Short exercise - Extract every line where the string "JSON" appears.

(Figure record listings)
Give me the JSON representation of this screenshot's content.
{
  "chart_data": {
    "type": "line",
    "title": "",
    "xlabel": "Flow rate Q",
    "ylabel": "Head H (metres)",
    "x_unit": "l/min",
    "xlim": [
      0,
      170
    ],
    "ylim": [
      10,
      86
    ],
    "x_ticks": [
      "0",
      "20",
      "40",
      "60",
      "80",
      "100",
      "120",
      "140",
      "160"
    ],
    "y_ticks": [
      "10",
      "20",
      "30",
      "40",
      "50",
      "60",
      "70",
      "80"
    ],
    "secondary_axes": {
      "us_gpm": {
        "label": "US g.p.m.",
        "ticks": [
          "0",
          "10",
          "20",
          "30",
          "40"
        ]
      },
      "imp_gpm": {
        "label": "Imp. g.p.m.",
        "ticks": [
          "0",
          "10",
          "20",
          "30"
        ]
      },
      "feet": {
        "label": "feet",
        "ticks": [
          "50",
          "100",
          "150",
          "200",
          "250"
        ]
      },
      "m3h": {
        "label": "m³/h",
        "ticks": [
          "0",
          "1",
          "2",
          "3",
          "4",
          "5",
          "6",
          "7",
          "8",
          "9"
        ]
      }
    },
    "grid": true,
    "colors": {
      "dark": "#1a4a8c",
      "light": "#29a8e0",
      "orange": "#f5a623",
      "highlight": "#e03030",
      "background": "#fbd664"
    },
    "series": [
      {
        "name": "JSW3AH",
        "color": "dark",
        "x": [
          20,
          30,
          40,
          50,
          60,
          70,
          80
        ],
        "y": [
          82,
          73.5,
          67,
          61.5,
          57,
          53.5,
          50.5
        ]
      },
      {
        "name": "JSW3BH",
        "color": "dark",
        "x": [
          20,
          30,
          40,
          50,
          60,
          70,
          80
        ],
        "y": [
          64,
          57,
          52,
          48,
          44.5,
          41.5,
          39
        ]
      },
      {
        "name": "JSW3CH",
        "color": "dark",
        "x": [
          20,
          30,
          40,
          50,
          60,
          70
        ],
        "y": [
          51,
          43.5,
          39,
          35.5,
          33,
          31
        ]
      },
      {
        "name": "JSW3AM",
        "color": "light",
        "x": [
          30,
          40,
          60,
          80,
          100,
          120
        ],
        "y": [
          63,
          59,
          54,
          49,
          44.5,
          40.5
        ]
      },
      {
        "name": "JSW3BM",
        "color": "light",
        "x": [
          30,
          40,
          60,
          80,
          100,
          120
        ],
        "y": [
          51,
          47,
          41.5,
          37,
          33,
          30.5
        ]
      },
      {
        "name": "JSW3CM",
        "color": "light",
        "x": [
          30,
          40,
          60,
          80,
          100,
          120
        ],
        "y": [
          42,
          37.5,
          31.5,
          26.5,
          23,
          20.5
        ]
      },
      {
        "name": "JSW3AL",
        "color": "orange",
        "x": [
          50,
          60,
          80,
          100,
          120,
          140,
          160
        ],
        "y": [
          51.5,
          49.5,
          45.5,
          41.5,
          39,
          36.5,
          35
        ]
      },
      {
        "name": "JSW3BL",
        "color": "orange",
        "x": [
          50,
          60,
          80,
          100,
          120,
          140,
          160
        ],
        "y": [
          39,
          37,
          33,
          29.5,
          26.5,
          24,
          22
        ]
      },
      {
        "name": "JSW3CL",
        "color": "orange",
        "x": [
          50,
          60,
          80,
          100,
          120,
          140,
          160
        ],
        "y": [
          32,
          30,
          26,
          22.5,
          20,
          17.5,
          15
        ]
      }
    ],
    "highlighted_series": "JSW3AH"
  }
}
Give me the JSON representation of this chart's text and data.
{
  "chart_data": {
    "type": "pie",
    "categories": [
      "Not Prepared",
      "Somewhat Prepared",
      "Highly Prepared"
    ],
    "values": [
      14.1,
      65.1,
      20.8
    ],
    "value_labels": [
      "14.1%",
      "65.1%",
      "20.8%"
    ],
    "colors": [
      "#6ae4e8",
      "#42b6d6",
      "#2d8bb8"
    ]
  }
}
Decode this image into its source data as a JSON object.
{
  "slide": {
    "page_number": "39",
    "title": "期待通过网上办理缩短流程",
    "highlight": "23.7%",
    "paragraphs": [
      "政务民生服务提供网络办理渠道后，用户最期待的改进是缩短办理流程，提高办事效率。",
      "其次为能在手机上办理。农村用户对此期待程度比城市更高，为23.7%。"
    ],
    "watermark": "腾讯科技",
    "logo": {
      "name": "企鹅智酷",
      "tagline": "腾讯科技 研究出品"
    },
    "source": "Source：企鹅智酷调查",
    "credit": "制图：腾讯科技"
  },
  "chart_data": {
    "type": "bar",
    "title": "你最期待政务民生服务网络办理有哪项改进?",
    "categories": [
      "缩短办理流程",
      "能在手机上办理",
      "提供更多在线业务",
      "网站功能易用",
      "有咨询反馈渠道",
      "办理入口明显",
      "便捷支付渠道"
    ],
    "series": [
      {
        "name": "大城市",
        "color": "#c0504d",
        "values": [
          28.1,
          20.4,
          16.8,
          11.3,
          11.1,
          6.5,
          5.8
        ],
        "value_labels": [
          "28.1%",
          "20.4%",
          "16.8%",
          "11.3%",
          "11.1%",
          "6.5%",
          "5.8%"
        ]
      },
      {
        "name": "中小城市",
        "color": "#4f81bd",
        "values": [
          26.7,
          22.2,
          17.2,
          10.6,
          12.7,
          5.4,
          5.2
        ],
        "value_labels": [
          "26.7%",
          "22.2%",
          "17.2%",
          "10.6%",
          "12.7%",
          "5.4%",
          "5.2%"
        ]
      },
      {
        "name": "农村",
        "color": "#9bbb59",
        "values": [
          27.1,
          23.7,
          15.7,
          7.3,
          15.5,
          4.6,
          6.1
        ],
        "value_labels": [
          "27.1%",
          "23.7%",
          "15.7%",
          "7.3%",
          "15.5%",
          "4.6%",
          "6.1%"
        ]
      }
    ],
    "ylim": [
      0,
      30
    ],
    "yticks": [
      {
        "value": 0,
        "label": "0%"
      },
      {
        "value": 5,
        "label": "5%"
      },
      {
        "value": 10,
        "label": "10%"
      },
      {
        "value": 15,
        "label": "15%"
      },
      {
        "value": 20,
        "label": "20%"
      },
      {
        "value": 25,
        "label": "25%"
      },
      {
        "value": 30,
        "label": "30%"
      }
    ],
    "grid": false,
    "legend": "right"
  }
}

Solution to this task -
Give me the JSON representation of this screenshot's content.
Give me the JSON representation of this chart's text and data.
Decode this image into its source data as a JSON object.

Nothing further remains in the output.